- _Given instruction_
Single out the lines of the material that contain "data" and copy them.

*** Records provided ***

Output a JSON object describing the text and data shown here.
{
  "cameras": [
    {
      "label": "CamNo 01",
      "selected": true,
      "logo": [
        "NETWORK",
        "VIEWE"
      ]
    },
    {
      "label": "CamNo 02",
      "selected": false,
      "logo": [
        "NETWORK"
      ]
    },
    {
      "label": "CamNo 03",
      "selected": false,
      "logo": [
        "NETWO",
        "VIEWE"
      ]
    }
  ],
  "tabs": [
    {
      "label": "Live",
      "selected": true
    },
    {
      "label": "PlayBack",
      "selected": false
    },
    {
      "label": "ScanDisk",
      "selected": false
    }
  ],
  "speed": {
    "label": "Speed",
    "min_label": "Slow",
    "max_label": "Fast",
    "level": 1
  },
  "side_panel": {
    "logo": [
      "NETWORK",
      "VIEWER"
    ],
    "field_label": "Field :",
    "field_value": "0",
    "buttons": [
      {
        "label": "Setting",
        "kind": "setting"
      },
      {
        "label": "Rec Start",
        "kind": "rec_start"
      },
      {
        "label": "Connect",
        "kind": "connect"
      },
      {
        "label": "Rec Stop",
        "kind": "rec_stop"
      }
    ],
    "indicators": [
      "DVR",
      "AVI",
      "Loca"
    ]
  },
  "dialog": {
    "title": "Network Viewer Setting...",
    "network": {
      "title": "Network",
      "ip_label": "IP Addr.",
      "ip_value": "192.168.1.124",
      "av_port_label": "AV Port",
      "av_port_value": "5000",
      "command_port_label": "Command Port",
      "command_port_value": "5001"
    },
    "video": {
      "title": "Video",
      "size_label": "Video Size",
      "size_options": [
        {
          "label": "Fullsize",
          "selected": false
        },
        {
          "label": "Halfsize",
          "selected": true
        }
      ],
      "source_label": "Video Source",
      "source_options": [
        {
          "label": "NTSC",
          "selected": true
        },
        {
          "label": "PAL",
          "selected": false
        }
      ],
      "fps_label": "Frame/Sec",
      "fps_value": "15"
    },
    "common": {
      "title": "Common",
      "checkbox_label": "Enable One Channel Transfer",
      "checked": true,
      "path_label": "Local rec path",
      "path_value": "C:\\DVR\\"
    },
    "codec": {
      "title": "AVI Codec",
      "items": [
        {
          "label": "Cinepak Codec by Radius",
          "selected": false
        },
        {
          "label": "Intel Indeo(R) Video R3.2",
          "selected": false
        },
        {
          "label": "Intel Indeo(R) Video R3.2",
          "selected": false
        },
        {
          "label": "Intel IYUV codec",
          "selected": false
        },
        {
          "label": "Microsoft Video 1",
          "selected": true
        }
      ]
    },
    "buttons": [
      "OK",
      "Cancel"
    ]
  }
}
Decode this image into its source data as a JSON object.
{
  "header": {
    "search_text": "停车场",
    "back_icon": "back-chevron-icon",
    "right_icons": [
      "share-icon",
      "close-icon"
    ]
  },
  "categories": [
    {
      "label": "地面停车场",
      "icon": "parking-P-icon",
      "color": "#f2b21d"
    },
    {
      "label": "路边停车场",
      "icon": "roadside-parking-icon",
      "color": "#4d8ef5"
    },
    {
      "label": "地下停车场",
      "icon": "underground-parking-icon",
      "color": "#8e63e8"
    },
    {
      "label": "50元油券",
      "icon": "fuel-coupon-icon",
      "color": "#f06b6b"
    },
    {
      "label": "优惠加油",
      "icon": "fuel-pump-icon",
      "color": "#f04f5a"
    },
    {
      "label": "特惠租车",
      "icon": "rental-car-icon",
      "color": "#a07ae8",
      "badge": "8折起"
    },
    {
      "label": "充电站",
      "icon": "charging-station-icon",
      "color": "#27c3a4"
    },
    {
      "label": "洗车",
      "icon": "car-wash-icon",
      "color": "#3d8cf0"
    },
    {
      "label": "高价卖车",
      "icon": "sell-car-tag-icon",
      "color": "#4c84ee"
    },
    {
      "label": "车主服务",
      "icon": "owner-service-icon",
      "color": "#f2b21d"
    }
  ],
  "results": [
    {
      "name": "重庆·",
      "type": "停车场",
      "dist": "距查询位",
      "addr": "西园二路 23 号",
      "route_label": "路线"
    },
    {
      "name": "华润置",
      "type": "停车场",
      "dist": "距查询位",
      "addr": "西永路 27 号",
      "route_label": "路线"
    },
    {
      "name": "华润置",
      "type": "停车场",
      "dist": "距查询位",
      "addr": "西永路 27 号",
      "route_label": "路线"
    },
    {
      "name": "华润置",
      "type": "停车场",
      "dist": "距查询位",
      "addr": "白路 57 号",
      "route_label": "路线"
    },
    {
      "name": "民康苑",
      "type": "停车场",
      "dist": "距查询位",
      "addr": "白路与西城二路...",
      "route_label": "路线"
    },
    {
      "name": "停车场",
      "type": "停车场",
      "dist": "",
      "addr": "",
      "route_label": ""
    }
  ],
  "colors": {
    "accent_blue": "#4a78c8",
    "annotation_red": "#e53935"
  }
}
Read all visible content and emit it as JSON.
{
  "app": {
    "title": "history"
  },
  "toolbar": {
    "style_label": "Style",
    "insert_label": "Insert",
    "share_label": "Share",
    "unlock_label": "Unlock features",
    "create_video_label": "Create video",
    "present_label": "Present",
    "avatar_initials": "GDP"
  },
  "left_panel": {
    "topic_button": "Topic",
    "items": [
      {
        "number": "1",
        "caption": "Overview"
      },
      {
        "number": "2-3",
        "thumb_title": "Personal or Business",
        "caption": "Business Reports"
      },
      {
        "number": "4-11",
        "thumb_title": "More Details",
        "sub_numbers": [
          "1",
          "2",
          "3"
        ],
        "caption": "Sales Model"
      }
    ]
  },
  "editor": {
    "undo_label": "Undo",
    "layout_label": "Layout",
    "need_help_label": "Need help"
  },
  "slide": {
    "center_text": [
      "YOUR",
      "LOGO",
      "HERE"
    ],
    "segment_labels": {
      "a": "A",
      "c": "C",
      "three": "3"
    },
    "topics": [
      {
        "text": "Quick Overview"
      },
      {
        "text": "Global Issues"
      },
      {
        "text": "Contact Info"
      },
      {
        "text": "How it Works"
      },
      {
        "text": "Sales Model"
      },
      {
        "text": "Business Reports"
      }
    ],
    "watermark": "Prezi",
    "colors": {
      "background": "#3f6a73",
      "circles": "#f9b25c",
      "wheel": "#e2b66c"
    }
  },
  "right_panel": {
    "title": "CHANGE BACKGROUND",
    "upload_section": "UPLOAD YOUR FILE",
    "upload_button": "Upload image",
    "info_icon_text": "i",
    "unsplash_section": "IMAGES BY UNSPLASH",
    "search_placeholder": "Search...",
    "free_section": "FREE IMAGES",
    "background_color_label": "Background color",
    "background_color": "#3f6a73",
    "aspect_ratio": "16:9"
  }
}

***

- _The response_
Output a JSON object describing the text and data shown here.
Decode this image into its source data as a JSON object.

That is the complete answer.